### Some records
....

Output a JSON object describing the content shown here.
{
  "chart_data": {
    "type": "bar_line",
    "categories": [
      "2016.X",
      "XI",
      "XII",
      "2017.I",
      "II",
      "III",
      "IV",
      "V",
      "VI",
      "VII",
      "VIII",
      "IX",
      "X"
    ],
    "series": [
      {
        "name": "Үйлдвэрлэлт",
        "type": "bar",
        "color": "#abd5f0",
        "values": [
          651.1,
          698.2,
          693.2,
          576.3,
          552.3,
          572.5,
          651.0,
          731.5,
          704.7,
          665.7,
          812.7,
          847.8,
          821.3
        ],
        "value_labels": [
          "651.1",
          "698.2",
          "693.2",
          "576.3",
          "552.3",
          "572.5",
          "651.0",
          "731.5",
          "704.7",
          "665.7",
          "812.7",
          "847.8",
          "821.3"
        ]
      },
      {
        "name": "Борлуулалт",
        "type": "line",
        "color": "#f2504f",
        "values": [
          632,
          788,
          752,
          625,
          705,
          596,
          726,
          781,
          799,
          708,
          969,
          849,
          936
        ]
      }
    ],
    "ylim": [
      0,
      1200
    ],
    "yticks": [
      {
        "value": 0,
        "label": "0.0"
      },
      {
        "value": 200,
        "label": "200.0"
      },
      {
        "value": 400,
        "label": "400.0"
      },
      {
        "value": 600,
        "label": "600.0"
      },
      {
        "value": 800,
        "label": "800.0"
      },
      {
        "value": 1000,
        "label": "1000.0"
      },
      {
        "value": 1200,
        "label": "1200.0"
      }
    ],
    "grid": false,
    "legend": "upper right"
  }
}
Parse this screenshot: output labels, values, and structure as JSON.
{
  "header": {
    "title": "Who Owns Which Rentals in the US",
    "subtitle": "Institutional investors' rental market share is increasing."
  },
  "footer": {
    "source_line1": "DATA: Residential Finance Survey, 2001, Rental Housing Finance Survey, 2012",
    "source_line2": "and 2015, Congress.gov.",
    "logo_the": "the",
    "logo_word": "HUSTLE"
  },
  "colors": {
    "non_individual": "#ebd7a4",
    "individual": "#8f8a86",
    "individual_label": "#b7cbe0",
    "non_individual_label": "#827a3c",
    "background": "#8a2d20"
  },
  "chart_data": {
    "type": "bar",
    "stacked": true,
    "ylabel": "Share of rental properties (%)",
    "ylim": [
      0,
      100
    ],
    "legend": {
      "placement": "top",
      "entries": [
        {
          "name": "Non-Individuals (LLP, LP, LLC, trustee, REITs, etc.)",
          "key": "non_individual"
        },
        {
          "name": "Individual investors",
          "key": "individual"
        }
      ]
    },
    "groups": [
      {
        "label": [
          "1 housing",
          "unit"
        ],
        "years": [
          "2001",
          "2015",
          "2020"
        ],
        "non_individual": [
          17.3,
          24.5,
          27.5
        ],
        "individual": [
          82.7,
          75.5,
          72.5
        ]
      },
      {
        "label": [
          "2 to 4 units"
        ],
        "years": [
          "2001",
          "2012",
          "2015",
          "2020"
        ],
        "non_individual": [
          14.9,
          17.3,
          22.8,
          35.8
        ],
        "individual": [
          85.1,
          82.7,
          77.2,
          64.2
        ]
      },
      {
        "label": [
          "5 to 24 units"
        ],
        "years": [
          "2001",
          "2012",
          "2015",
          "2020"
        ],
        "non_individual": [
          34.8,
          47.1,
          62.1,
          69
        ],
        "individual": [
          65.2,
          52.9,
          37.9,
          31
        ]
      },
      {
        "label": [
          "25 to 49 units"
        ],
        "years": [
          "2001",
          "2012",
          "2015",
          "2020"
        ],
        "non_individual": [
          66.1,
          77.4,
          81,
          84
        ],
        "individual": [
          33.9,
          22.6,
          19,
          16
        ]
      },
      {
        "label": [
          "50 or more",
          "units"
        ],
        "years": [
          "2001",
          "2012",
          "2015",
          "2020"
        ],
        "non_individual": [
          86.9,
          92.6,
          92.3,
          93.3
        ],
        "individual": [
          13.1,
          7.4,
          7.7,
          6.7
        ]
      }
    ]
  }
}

....

Print every line of the records exactly. Omit nothing.

Output a JSON object describing the content shown here.
{
  "chart_data": {
    "type": "bar_line",
    "categories": [
      "2016.X",
      "XI",
      "XII",
      "2017.I",
      "II",
      "III",
      "IV",
      "V",
      "VI",
      "VII",
      "VIII",
      "IX",
      "X"
    ],
    "series": [
      {
        "name": "Үйлдвэрлэлт",
        "type": "bar",
        "color": "#abd5f0",
        "values": [
          651.1,
          698.2,
          693.2,
          576.3,
          552.3,
          572.5,
          651.0,
          731.5,
          704.7,
          665.7,
          812.7,
          847.8,
          821.3
        ],
        "value_labels": [
          "651.1",
          "698.2",
          "693.2",
          "576.3",
          "552.3",
          "572.5",
          "651.0",
          "731.5",
          "704.7",
          "665.7",
          "812.7",
          "847.8",
          "821.3"
        ]
      },
      {
        "name": "Борлуулалт",
        "type": "line",
        "color": "#f2504f",
        "values": [
          632,
          788,
          752,
          625,
          705,
          596,
          726,
          781,
          799,
          708,
          969,
          849,
          936
        ]
      }
    ],
    "ylim": [
      0,
      1200
    ],
    "yticks": [
      {
        "value": 0,
        "label": "0.0"
      },
      {
        "value": 200,
        "label": "200.0"
      },
      {
        "value": 400,
        "label": "400.0"
      },
      {
        "value": 600,
        "label": "600.0"
      },
      {
        "value": 800,
        "label": "800.0"
      },
      {
        "value": 1000,
        "label": "1000.0"
      },
      {
        "value": 1200,
        "label": "1200.0"
      }
    ],
    "grid": false,
    "legend": "upper right"
  }
}
Parse this screenshot: output labels, values, and structure as JSON.
{
  "header": {
    "title": "Who Owns Which Rentals in the US",
    "subtitle": "Institutional investors' rental market share is increasing."
  },
  "footer": {
    "source_line1": "DATA: Residential Finance Survey, 2001, Rental Housing Finance Survey, 2012",
    "source_line2": "and 2015, Congress.gov.",
    "logo_the": "the",
    "logo_word": "HUSTLE"
  },
  "colors": {
    "non_individual": "#ebd7a4",
    "individual": "#8f8a86",
    "individual_label": "#b7cbe0",
    "non_individual_label": "#827a3c",
    "background": "#8a2d20"
  },
  "chart_data": {
    "type": "bar",
    "stacked": true,
    "ylabel": "Share of rental properties (%)",
    "ylim": [
      0,
      100
    ],
    "legend": {
      "placement": "top",
      "entries": [
        {
          "name": "Non-Individuals (LLP, LP, LLC, trustee, REITs, etc.)",
          "key": "non_individual"
        },
        {
          "name": "Individual investors",
          "key": "individual"
        }
      ]
    },
    "groups": [
      {
        "label": [
          "1 housing",
          "unit"
        ],
        "years": [
          "2001",
          "2015",
          "2020"
        ],
        "non_individual": [
          17.3,
          24.5,
          27.5
        ],
        "individual": [
          82.7,
          75.5,
          72.5
        ]
      },
      {
        "label": [
          "2 to 4 units"
        ],
        "years": [
          "2001",
          "2012",
          "2015",
          "2020"
        ],
        "non_individual": [
          14.9,
          17.3,
          22.8,
          35.8
        ],
        "individual": [
          85.1,
          82.7,
          77.2,
          64.2
        ]
      },
      {
        "label": [
          "5 to 24 units"
        ],
        "years": [
          "2001",
          "2012",
          "2015",
          "2020"
        ],
        "non_individual": [
          34.8,
          47.1,
          62.1,
          69
        ],
        "individual": [
          65.2,
          52.9,
          37.9,
          31
        ]
      },
      {
        "label": [
          "25 to 49 units"
        ],
        "years": [
          "2001",
          "2012",
          "2015",
          "2020"
        ],
        "non_individual": [
          66.1,
          77.4,
          81,
          84
        ],
        "individual": [
          33.9,
          22.6,
          19,
          16
        ]
      },
      {
        "label": [
          "50 or more",
          "units"
        ],
        "years": [
          "2001",
          "2012",
          "2015",
          "2020"
        ],
        "non_individual": [
          86.9,
          92.6,
          92.3,
          93.3
        ],
        "individual": [
          13.1,
          7.4,
          7.7,
          6.7
        ]
      }
    ]
  }
}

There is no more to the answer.